### WHAT TO PRODUCE
Work out how many lines of the records hold the string "JSON", and reply with that number alone.

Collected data
-- Begin --
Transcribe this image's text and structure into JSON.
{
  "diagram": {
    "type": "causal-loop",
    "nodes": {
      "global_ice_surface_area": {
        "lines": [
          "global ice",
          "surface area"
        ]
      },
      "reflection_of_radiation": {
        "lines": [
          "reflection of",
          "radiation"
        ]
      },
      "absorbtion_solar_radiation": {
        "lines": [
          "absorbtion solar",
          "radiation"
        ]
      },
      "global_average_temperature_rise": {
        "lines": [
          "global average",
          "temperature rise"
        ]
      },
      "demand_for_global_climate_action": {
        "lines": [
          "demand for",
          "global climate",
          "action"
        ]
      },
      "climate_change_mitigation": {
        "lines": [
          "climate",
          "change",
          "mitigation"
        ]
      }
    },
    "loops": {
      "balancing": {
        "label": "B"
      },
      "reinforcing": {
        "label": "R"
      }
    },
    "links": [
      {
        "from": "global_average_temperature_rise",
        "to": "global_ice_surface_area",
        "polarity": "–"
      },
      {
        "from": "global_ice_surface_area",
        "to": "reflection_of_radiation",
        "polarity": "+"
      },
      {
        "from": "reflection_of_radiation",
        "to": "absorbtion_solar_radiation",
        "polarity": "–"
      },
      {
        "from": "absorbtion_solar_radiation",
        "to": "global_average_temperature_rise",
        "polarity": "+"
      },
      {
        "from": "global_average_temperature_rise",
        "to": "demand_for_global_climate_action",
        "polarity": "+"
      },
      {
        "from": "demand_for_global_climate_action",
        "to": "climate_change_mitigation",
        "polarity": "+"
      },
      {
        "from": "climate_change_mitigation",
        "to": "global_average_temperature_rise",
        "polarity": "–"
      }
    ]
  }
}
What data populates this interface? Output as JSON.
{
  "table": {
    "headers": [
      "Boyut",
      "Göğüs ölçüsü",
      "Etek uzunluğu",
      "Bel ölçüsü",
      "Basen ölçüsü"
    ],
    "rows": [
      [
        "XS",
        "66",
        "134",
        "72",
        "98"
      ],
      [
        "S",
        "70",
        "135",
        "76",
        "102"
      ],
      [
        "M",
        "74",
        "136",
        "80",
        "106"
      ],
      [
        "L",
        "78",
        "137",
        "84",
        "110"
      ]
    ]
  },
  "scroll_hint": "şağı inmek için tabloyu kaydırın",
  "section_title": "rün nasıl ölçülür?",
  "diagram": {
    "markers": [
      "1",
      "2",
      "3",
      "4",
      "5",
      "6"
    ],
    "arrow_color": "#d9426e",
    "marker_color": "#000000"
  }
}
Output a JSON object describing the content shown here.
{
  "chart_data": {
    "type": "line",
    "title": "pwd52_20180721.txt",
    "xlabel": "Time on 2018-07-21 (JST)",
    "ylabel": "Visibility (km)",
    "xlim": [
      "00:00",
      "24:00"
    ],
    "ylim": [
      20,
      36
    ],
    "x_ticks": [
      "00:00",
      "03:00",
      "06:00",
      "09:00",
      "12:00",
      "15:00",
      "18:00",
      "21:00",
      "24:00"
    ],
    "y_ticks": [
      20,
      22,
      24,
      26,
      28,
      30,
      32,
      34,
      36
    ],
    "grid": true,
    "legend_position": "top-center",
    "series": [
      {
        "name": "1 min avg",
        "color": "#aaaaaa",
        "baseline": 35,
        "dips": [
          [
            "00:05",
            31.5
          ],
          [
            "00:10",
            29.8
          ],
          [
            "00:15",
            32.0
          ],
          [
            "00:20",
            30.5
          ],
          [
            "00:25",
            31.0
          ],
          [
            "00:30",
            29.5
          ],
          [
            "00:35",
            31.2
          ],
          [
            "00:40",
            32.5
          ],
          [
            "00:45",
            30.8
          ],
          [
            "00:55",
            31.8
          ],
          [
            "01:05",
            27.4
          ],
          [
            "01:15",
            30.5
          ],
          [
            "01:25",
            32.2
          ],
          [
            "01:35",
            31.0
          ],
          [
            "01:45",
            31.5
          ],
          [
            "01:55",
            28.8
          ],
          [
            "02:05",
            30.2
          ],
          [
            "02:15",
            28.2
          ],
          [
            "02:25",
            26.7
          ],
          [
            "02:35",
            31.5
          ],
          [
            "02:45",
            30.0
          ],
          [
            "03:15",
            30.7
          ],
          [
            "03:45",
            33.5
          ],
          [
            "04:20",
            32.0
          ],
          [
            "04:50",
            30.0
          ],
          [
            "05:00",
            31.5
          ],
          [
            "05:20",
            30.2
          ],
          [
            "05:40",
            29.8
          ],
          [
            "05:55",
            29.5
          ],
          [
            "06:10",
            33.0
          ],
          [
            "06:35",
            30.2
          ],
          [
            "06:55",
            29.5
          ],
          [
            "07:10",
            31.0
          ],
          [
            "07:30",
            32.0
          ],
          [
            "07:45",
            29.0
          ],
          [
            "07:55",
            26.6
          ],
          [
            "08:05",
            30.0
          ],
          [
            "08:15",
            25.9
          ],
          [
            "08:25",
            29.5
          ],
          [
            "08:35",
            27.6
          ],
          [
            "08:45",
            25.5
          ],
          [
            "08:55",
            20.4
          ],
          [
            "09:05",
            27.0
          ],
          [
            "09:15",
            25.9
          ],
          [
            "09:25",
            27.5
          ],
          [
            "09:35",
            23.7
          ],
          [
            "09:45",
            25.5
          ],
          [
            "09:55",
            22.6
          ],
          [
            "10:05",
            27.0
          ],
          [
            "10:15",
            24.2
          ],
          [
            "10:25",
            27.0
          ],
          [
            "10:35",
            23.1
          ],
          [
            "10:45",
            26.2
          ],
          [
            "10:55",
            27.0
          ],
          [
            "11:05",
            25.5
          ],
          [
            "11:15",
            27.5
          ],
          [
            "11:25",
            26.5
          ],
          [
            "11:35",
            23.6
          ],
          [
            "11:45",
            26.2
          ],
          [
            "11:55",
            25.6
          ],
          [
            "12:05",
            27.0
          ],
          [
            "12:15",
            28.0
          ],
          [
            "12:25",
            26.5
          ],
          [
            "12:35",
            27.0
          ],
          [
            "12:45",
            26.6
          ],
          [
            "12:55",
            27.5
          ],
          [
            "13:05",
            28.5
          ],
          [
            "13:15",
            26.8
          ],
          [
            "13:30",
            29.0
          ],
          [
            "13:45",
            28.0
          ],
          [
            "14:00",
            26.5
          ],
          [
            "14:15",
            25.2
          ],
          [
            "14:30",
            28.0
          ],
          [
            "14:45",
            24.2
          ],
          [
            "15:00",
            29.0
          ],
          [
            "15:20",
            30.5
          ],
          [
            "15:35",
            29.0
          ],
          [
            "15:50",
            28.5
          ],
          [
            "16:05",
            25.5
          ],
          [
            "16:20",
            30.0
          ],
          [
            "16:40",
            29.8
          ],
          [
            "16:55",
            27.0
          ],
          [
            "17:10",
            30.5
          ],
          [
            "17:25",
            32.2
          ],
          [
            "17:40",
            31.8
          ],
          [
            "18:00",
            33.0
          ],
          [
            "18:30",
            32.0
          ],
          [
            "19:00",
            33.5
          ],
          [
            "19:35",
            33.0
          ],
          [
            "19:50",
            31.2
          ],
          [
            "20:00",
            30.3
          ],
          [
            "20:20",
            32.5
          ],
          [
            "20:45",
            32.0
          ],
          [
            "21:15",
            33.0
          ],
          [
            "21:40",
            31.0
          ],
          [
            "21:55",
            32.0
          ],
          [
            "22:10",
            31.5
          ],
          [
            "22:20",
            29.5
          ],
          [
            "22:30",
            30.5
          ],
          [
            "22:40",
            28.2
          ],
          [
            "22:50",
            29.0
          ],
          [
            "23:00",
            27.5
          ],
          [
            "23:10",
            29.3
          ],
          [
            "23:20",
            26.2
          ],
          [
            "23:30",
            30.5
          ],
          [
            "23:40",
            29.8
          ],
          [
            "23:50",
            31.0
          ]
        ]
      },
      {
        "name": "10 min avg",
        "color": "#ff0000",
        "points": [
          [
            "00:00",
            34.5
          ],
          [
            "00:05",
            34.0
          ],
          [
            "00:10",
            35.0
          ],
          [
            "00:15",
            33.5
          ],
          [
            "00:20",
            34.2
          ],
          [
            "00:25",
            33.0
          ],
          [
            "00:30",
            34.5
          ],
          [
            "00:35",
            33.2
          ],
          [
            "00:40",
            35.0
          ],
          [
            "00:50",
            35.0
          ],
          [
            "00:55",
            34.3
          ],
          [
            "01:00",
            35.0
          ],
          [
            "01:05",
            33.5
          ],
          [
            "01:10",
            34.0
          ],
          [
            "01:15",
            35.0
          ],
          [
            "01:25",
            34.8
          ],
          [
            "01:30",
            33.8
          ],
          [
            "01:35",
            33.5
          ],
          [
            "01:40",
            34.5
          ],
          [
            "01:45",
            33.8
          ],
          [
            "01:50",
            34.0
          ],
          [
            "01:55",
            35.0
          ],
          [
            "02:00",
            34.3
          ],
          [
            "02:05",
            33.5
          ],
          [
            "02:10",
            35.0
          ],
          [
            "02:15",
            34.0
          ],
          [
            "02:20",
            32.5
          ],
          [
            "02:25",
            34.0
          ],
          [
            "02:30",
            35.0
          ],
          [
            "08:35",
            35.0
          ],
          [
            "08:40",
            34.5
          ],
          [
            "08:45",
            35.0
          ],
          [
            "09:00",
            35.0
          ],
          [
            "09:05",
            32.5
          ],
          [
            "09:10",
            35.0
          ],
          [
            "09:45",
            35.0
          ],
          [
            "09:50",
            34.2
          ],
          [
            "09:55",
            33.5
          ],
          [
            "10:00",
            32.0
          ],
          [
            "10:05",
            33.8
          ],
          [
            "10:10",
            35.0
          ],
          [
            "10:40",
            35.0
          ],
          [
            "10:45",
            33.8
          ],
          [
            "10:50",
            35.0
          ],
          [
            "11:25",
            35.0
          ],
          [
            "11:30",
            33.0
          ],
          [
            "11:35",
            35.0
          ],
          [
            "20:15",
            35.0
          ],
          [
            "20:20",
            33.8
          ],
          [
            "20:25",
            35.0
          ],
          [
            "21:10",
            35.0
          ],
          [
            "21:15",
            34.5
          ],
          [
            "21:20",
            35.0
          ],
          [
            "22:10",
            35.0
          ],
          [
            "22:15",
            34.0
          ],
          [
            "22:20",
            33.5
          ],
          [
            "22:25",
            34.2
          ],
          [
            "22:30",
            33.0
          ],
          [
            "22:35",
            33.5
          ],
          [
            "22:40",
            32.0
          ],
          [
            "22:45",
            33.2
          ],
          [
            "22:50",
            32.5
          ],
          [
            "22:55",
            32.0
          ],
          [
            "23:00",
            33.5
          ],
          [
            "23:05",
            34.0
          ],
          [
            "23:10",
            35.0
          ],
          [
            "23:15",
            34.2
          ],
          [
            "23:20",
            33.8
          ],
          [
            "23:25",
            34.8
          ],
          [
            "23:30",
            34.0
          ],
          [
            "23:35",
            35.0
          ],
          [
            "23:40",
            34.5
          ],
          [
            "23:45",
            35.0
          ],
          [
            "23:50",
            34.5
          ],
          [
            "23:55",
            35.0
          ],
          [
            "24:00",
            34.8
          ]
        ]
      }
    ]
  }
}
-- End --
### RESPONSE TO THIS EXERCISE
3